> **TASK MATERIAL**:

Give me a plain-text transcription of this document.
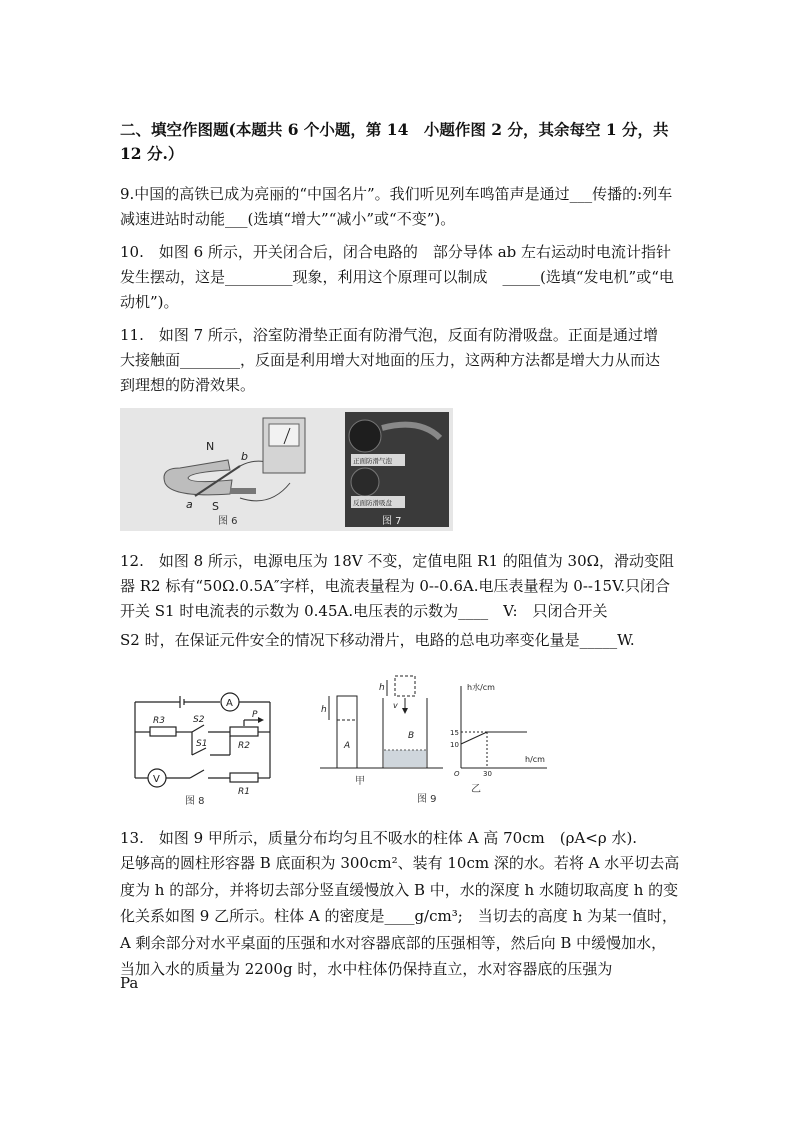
二、填空作图题(本题共 6 个小题，第 14　小题作图 2 分，其余每空 1 分，共 12 分.）
9.中国的高铁已成为亮丽的“中国名片”。我们听见列车鸣笛声是通过___传播的:列车减速进站时动能___(选填“增大”“减小”或“不变”)。
10.　如图 6 所示，开关闭合后，闭合电路的　部分导体 ab 左右运动时电流计指针发生摆动，这是_________现象，利用这个原理可以制成　_____(选填“发电机”或“电动机”)。
11.　如图 7 所示，浴室防滑垫正面有防滑气泡，反面有防滑吸盘。正面是通过增大接触面________，反面是利用增大对地面的压力，这两种方法都是增大力从而达到理想的防滑效果。
N
S
a
b
图 6
正面防滑气泡
反面防滑吸盘
图 7
12.　如图 8 所示，电源电压为 18V 不变，定值电阻 R1 的阻值为 30Ω，滑动变阻器 R2 标有“50Ω.0.5A″字样，电流表量程为 0--0.6A.电压表量程为 0--15V.只闭合开关 S1 时电流表的示数为 0.45A.电压表的示数为____　V:　只闭合开关
S2 时，在保证元件安全的情况下移动滑片，电路的总电功率变化量是_____W.
A
V
R3	S2	P
S1	R2
R1
图 8
h
h
A
B
v
甲
图 9
h水/cm
h/cm
15
10
30
O
乙
13.　如图 9 甲所示，质量分布均匀且不吸水的柱体 A 高 70cm　(ρA<ρ 水).
足够高的圆柱形容器 B 底面积为 300cm²、装有 10cm 深的水。若将 A 水平切去高度为 h 的部分，并将切去部分竖直缓慢放入 B 中，水的深度 h 水随切取高度 h 的变化关系如图 9 乙所示。柱体 A 的密度是____g/cm³;　当切去的高度 h 为某一值时，A 剩余部分对水平桌面的压强和水对容器底部的压强相等，然后向 B 中缓慢加水，当加入水的质量为 2200g 时，水中柱体仍保持直立，水对容器底的压强为
Pa
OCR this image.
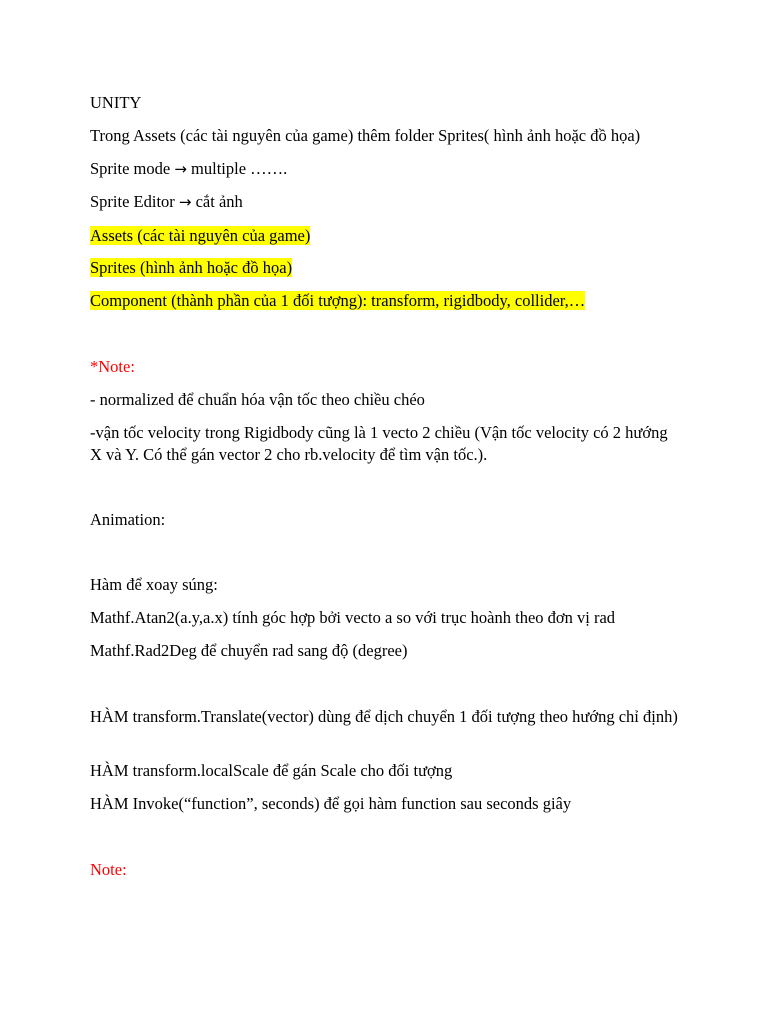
UNITY

Trong Assets (các tài nguyên của game) thêm folder Sprites( hình ảnh hoặc đồ họa)

Sprite mode → multiple …….

Sprite Editor → cắt ảnh

Assets (các tài nguyên của game)

Sprites (hình ảnh hoặc đồ họa)

Component (thành phần của 1 đối tượng): transform, rigidbody, collider,…

*Note:

- normalized để chuẩn hóa vận tốc theo chiều chéo

-vận tốc velocity trong Rigidbody cũng là 1 vecto 2 chiều (Vận tốc velocity có 2 hướng X và Y. Có thể gán vector 2 cho rb.velocity để tìm vận tốc.).

Animation:

Hàm để xoay súng:

Mathf.Atan2(a.y,a.x) tính góc hợp bởi vecto a so với trục hoành theo đơn vị rad

Mathf.Rad2Deg để chuyển rad sang độ (degree)

HÀM transform.Translate(vector) dùng để dịch chuyển 1 đối tượng theo hướng chỉ định)

HÀM transform.localScale để gán Scale cho đối tượng

HÀM Invoke(“function”, seconds) để gọi hàm function sau seconds giây

Note:
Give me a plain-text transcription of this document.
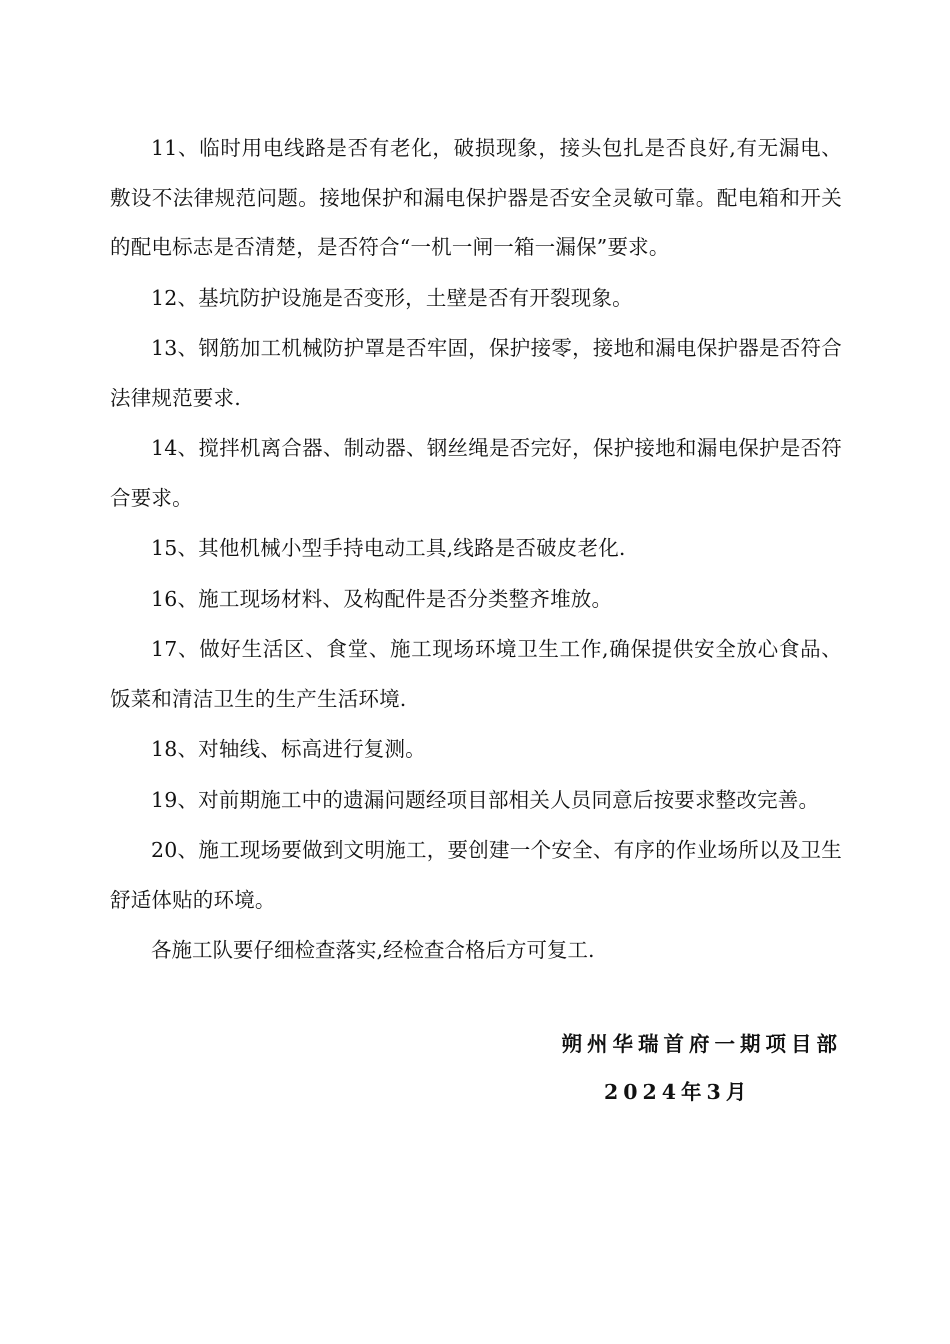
11、临时用电线路是否有老化，破损现象，接头包扎是否良好,有无漏电、敷设不法律规范问题。接地保护和漏电保护器是否安全灵敏可靠。配电箱和开关的配电标志是否清楚，是否符合“一机一闸一箱一漏保”要求。

12、基坑防护设施是否变形，土壁是否有开裂现象。

13、钢筋加工机械防护罩是否牢固，保护接零，接地和漏电保护器是否符合法律规范要求.

14、搅拌机离合器、制动器、钢丝绳是否完好，保护接地和漏电保护是否符合要求。

15、其他机械小型手持电动工具,线路是否破皮老化.

16、施工现场材料、及构配件是否分类整齐堆放。

17、做好生活区、食堂、施工现场环境卫生工作,确保提供安全放心食品、饭菜和清洁卫生的生产生活环境.

18、对轴线、标高进行复测。

19、对前期施工中的遗漏问题经项目部相关人员同意后按要求整改完善。

20、施工现场要做到文明施工，要创建一个安全、有序的作业场所以及卫生舒适体贴的环境。

各施工队要仔细检查落实,经检查合格后方可复工.

朔州华瑞首府一期项目部
2024年3月
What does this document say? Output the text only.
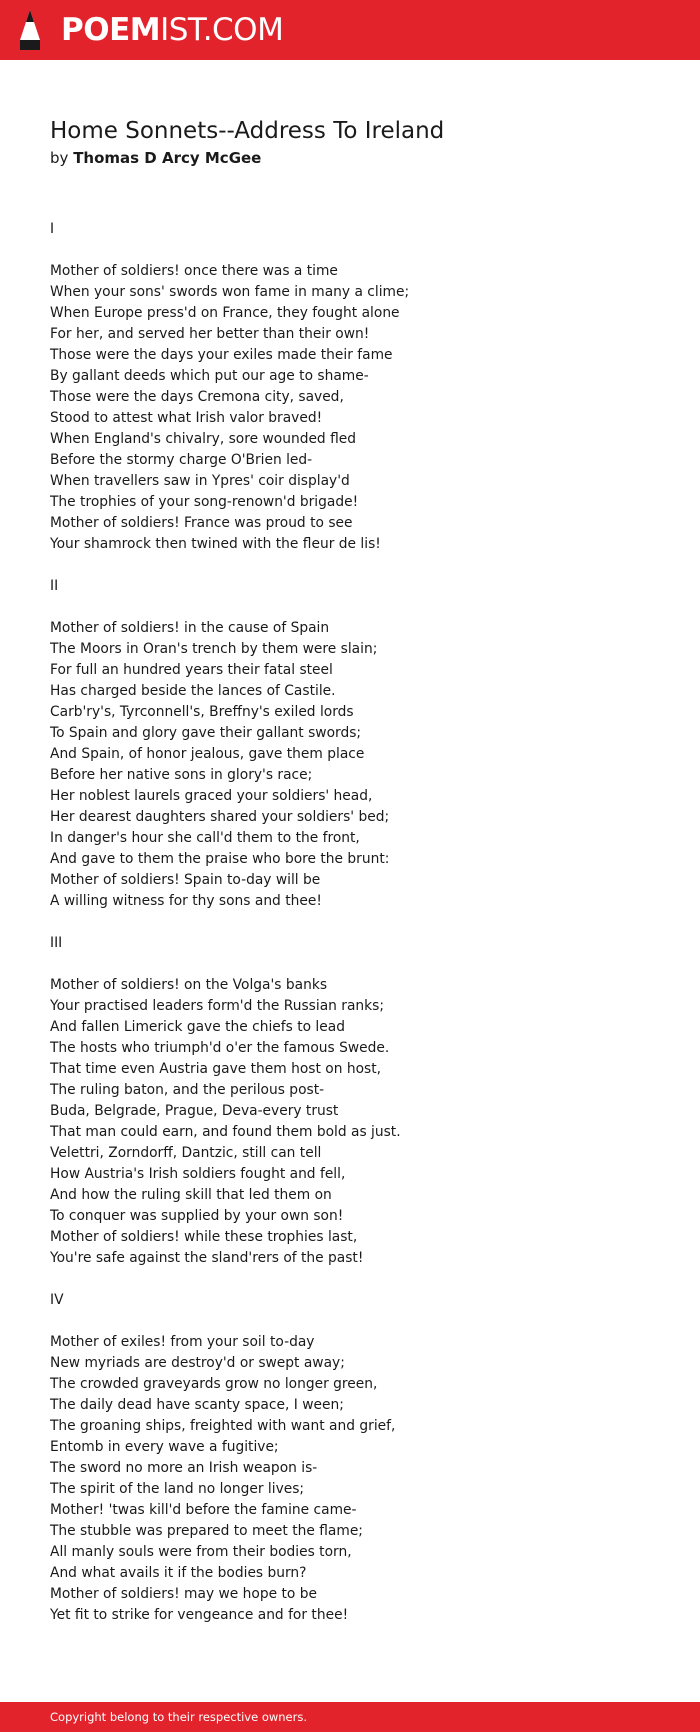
POEMIST.COM
Home Sonnets--Address To Ireland
by Thomas D Arcy McGee
I
Mother of soldiers! once there was a time
When your sons' swords won fame in many a clime;
When Europe press'd on France, they fought alone
For her, and served her better than their own!
Those were the days your exiles made their fame
By gallant deeds which put our age to shame-
Those were the days Cremona city, saved,
Stood to attest what Irish valor braved!
When England's chivalry, sore wounded fled
Before the stormy charge O'Brien led-
When travellers saw in Ypres' coir display'd
The trophies of your song-renown'd brigade!
Mother of soldiers! France was proud to see
Your shamrock then twined with the fleur de lis!
II
Mother of soldiers! in the cause of Spain
The Moors in Oran's trench by them were slain;
For full an hundred years their fatal steel
Has charged beside the lances of Castile.
Carb'ry's, Tyrconnell's, Breffny's exiled lords
To Spain and glory gave their gallant swords;
And Spain, of honor jealous, gave them place
Before her native sons in glory's race;
Her noblest laurels graced your soldiers' head,
Her dearest daughters shared your soldiers' bed;
In danger's hour she call'd them to the front,
And gave to them the praise who bore the brunt:
Mother of soldiers! Spain to-day will be
A willing witness for thy sons and thee!
III
Mother of soldiers! on the Volga's banks
Your practised leaders form'd the Russian ranks;
And fallen Limerick gave the chiefs to lead
The hosts who triumph'd o'er the famous Swede.
That time even Austria gave them host on host,
The ruling baton, and the perilous post-
Buda, Belgrade, Prague, Deva-every trust
That man could earn, and found them bold as just.
Velettri, Zorndorff, Dantzic, still can tell
How Austria's Irish soldiers fought and fell,
And how the ruling skill that led them on
To conquer was supplied by your own son!
Mother of soldiers! while these trophies last,
You're safe against the sland'rers of the past!
IV
Mother of exiles! from your soil to-day
New myriads are destroy'd or swept away;
The crowded graveyards grow no longer green,
The daily dead have scanty space, I ween;
The groaning ships, freighted with want and grief,
Entomb in every wave a fugitive;
The sword no more an Irish weapon is-
The spirit of the land no longer lives;
Mother! 'twas kill'd before the famine came-
The stubble was prepared to meet the flame;
All manly souls were from their bodies torn,
And what avails it if the bodies burn?
Mother of soldiers! may we hope to be
Yet fit to strike for vengeance and for thee!
Copyright belong to their respective owners.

> **TO DO**: Without including the pictures, reproduce all entries exactly.

> **RIGHT ANSWER**:
Give me a plain-text transcription of this document.
二、填空作图题(本题共 6 个小题，第 14　小题作图 2 分，其余每空 1 分，共 12 分.）
9.中国的高铁已成为亮丽的“中国名片”。我们听见列车鸣笛声是通过___传播的:列车减速进站时动能___(选填“增大”“减小”或“不变”)。
10.　如图 6 所示，开关闭合后，闭合电路的　部分导体 ab 左右运动时电流计指针发生摆动，这是_________现象，利用这个原理可以制成　_____(选填“发电机”或“电动机”)。
11.　如图 7 所示，浴室防滑垫正面有防滑气泡，反面有防滑吸盘。正面是通过增大接触面________，反面是利用增大对地面的压力，这两种方法都是增大力从而达到理想的防滑效果。
N
S
a
b
图 6
正面防滑气泡
反面防滑吸盘
图 7
12.　如图 8 所示，电源电压为 18V 不变，定值电阻 R1 的阻值为 30Ω，滑动变阻器 R2 标有“50Ω.0.5A″字样，电流表量程为 0--0.6A.电压表量程为 0--15V.只闭合开关 S1 时电流表的示数为 0.45A.电压表的示数为____　V:　只闭合开关
S2 时，在保证元件安全的情况下移动滑片，电路的总电功率变化量是_____W.
A
V
R3	S2	P
S1	R2
R1
图 8
h
h
A
B
v
甲
图 9
h水/cm
h/cm
15
10
30
O
乙
13.　如图 9 甲所示，质量分布均匀且不吸水的柱体 A 高 70cm　(ρA<ρ 水).
足够高的圆柱形容器 B 底面积为 300cm²、装有 10cm 深的水。若将 A 水平切去高度为 h 的部分，并将切去部分竖直缓慢放入 B 中，水的深度 h 水随切取高度 h 的变化关系如图 9 乙所示。柱体 A 的密度是____g/cm³;　当切去的高度 h 为某一值时，A 剩余部分对水平桌面的压强和水对容器底部的压强相等，然后向 B 中缓慢加水，当加入水的质量为 2200g 时，水中柱体仍保持直立，水对容器底的压强为
Pa
OCR this image.
UNITY

Trong Assets (các tài nguyên của game) thêm folder Sprites( hình ảnh hoặc đồ họa)

Sprite mode → multiple …….

Sprite Editor → cắt ảnh

Assets (các tài nguyên của game)

Sprites (hình ảnh hoặc đồ họa)

Component (thành phần của 1 đối tượng): transform, rigidbody, collider,…

*Note:

- normalized để chuẩn hóa vận tốc theo chiều chéo

-vận tốc velocity trong Rigidbody cũng là 1 vecto 2 chiều (Vận tốc velocity có 2 hướng X và Y. Có thể gán vector 2 cho rb.velocity để tìm vận tốc.).

Animation:

Hàm để xoay súng:

Mathf.Atan2(a.y,a.x) tính góc hợp bởi vecto a so với trục hoành theo đơn vị rad

Mathf.Rad2Deg để chuyển rad sang độ (degree)

HÀM transform.Translate(vector) dùng để dịch chuyển 1 đối tượng theo hướng chỉ định)

HÀM transform.localScale để gán Scale cho đối tượng

HÀM Invoke(“function”, seconds) để gọi hàm function sau seconds giây

Note:
Give me a plain-text transcription of this document.
11、临时用电线路是否有老化，破损现象，接头包扎是否良好,有无漏电、敷设不法律规范问题。接地保护和漏电保护器是否安全灵敏可靠。配电箱和开关的配电标志是否清楚，是否符合“一机一闸一箱一漏保”要求。

12、基坑防护设施是否变形，土壁是否有开裂现象。

13、钢筋加工机械防护罩是否牢固，保护接零，接地和漏电保护器是否符合法律规范要求.

14、搅拌机离合器、制动器、钢丝绳是否完好，保护接地和漏电保护是否符合要求。

15、其他机械小型手持电动工具,线路是否破皮老化.

16、施工现场材料、及构配件是否分类整齐堆放。

17、做好生活区、食堂、施工现场环境卫生工作,确保提供安全放心食品、饭菜和清洁卫生的生产生活环境.

18、对轴线、标高进行复测。

19、对前期施工中的遗漏问题经项目部相关人员同意后按要求整改完善。

20、施工现场要做到文明施工，要创建一个安全、有序的作业场所以及卫生舒适体贴的环境。

各施工队要仔细检查落实,经检查合格后方可复工.

朔州华瑞首府一期项目部
2024年3月
What does this document say? Output the text only.
POEMIST.COM
Home Sonnets--Address To Ireland
by Thomas D Arcy McGee
I
Mother of soldiers! once there was a time
When your sons' swords won fame in many a clime;
When Europe press'd on France, they fought alone
For her, and served her better than their own!
Those were the days your exiles made their fame
By gallant deeds which put our age to shame-
Those were the days Cremona city, saved,
Stood to attest what Irish valor braved!
When England's chivalry, sore wounded fled
Before the stormy charge O'Brien led-
When travellers saw in Ypres' coir display'd
The trophies of your song-renown'd brigade!
Mother of soldiers! France was proud to see
Your shamrock then twined with the fleur de lis!
II
Mother of soldiers! in the cause of Spain
The Moors in Oran's trench by them were slain;
For full an hundred years their fatal steel
Has charged beside the lances of Castile.
Carb'ry's, Tyrconnell's, Breffny's exiled lords
To Spain and glory gave their gallant swords;
And Spain, of honor jealous, gave them place
Before her native sons in glory's race;
Her noblest laurels graced your soldiers' head,
Her dearest daughters shared your soldiers' bed;
In danger's hour she call'd them to the front,
And gave to them the praise who bore the brunt:
Mother of soldiers! Spain to-day will be
A willing witness for thy sons and thee!
III
Mother of soldiers! on the Volga's banks
Your practised leaders form'd the Russian ranks;
And fallen Limerick gave the chiefs to lead
The hosts who triumph'd o'er the famous Swede.
That time even Austria gave them host on host,
The ruling baton, and the perilous post-
Buda, Belgrade, Prague, Deva-every trust
That man could earn, and found them bold as just.
Velettri, Zorndorff, Dantzic, still can tell
How Austria's Irish soldiers fought and fell,
And how the ruling skill that led them on
To conquer was supplied by your own son!
Mother of soldiers! while these trophies last,
You're safe against the sland'rers of the past!
IV
Mother of exiles! from your soil to-day
New myriads are destroy'd or swept away;
The crowded graveyards grow no longer green,
The daily dead have scanty space, I ween;
The groaning ships, freighted with want and grief,
Entomb in every wave a fugitive;
The sword no more an Irish weapon is-
The spirit of the land no longer lives;
Mother! 'twas kill'd before the famine came-
The stubble was prepared to meet the flame;
All manly souls were from their bodies torn,
And what avails it if the bodies burn?
Mother of soldiers! may we hope to be
Yet fit to strike for vengeance and for thee!
Copyright belong to their respective owners.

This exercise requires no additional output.